• YOUR GOAL: Locate all lines in the data below that hold "measurement" and show them.

Records from a collection:
────
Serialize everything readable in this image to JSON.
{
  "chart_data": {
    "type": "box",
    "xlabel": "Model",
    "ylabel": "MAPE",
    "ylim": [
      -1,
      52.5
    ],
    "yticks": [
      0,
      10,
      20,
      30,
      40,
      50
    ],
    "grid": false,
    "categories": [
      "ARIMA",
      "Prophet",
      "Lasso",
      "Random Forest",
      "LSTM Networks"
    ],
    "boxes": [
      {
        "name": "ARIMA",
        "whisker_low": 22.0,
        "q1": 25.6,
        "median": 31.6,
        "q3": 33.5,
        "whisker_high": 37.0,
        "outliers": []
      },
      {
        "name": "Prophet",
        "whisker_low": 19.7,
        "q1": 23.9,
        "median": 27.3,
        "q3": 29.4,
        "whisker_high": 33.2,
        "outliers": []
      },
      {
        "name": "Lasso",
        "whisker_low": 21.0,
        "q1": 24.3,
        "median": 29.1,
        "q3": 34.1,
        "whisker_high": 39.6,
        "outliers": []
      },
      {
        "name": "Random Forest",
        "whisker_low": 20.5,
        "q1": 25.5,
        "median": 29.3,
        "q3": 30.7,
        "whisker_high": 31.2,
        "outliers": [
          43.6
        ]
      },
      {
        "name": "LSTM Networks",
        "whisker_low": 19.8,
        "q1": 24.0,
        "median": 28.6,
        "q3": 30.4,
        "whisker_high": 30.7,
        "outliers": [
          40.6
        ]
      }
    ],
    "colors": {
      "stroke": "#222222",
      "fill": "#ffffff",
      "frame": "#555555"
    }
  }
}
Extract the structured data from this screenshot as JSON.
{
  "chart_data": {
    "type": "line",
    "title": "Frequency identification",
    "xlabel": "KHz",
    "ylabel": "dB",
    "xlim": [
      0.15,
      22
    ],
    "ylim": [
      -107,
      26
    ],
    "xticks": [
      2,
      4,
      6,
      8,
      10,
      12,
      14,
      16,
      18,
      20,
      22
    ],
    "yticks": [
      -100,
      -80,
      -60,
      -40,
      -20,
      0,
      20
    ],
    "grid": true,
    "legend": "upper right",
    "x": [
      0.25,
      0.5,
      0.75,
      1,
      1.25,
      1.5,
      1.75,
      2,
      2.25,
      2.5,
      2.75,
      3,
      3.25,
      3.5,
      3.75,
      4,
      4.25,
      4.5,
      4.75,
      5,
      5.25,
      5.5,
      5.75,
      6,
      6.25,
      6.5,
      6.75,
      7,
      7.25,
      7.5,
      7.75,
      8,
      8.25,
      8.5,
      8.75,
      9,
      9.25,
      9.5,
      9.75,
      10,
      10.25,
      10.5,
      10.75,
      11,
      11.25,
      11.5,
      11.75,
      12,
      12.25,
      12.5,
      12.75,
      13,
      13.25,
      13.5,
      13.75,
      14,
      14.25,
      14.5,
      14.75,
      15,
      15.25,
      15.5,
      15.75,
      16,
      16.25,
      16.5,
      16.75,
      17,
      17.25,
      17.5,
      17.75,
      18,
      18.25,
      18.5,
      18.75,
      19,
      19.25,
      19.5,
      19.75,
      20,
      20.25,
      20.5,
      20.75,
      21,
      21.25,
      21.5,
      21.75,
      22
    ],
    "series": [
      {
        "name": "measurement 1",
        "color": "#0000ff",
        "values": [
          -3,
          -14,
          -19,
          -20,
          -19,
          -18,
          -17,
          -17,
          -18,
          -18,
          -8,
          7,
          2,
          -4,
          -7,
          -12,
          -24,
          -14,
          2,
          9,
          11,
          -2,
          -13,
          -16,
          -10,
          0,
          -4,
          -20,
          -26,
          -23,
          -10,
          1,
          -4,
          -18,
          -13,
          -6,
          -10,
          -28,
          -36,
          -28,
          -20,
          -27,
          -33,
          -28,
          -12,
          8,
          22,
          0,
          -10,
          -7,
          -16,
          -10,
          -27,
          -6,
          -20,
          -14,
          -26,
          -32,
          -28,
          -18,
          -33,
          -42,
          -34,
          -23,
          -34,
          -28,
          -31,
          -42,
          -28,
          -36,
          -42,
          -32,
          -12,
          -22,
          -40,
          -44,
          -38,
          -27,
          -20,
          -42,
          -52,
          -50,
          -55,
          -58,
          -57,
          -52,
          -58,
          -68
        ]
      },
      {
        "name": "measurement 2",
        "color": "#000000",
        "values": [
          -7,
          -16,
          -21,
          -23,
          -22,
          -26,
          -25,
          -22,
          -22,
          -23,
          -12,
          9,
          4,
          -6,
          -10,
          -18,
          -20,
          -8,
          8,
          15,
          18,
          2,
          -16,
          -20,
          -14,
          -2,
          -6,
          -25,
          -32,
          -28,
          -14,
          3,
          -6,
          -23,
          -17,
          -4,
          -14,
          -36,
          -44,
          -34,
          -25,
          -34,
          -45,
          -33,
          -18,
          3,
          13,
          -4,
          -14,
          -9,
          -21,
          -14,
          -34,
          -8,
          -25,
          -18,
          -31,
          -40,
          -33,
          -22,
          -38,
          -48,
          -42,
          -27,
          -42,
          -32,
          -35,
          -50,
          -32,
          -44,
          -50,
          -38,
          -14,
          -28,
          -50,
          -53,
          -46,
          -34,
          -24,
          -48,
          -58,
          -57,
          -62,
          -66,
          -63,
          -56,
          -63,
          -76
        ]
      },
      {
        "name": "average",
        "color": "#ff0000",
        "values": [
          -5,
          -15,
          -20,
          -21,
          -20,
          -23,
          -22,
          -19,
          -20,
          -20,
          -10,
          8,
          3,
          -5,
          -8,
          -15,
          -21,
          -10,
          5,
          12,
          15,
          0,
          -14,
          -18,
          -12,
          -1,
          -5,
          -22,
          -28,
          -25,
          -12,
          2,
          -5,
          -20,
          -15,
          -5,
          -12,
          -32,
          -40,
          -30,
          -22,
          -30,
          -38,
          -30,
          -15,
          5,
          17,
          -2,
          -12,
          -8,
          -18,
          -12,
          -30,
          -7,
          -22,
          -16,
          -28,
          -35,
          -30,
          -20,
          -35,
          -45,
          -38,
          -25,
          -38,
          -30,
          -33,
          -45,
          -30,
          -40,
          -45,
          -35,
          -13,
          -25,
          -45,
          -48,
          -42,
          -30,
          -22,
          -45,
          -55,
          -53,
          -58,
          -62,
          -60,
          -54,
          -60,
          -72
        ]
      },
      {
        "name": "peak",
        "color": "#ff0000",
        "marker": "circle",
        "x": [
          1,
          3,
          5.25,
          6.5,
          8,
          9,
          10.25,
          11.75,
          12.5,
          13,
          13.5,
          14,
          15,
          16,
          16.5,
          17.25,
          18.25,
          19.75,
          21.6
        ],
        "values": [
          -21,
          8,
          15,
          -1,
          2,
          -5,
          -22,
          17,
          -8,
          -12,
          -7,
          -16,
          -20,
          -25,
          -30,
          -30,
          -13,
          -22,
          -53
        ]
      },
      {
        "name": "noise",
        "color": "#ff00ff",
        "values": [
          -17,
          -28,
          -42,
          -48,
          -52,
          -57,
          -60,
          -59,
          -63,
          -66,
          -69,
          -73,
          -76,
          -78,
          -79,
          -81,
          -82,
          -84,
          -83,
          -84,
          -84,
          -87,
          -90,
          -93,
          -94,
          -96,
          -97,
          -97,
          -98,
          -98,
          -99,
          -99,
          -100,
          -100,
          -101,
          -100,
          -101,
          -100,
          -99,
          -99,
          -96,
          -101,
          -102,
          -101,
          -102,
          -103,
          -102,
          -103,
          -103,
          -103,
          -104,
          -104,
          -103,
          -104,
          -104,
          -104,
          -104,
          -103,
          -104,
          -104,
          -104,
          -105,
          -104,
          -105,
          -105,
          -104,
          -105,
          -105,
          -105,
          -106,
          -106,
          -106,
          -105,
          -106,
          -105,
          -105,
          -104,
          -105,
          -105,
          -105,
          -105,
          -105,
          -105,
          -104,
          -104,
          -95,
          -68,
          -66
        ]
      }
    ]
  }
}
────
• TASK SOLUTION:
        "name": "measurement 1",
        "name": "measurement 2",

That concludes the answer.